Stored data entries:
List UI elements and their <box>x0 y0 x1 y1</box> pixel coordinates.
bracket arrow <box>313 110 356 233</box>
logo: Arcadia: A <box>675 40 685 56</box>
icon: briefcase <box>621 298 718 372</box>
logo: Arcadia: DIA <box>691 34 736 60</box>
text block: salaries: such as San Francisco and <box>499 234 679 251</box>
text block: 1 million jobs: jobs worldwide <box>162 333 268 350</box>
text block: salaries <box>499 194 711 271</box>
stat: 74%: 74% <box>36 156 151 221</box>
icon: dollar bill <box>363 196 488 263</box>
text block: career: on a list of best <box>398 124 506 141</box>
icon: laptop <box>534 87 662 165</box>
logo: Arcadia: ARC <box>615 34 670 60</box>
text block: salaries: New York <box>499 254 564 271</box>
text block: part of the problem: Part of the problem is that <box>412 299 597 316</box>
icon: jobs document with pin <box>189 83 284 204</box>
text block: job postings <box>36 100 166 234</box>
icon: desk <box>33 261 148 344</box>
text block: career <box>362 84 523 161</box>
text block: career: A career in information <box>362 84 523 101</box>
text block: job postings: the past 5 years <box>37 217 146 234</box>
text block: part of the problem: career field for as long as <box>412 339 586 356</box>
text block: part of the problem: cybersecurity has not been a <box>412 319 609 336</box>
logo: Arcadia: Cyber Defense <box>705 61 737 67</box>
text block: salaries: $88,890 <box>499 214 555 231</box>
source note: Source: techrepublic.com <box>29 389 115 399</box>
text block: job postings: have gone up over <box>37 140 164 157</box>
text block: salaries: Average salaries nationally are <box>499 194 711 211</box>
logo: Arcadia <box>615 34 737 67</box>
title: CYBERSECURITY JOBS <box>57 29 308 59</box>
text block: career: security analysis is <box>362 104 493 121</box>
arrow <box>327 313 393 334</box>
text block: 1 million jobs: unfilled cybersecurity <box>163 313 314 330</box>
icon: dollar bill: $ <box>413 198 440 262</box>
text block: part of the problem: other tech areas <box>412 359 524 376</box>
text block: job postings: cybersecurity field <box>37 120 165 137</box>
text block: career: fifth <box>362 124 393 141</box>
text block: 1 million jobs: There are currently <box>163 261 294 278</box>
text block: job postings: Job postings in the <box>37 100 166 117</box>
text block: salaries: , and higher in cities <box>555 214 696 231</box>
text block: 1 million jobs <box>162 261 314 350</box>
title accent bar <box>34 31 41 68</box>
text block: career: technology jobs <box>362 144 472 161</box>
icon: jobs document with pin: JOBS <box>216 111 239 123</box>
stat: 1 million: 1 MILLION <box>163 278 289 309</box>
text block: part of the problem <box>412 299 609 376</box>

* **GIVEN TASK**: Retype the stretch from the start of the rows above through the line that contains "text block: career: on", keeping every character the same.

* **EXERCISE OUTPUT**:
List UI elements and their <box>x0 y0 x1 y1</box> pixel coordinates.
bracket arrow <box>313 110 356 233</box>
logo: Arcadia: A <box>675 40 685 56</box>
icon: briefcase <box>621 298 718 372</box>
logo: Arcadia: DIA <box>691 34 736 60</box>
text block: salaries: such as San Francisco and <box>499 234 679 251</box>
text block: 1 million jobs: jobs worldwide <box>162 333 268 350</box>
text block: salaries <box>499 194 711 271</box>
stat: 74%: 74% <box>36 156 151 221</box>
icon: dollar bill <box>363 196 488 263</box>
text block: career: on a list of best <box>398 124 506 141</box>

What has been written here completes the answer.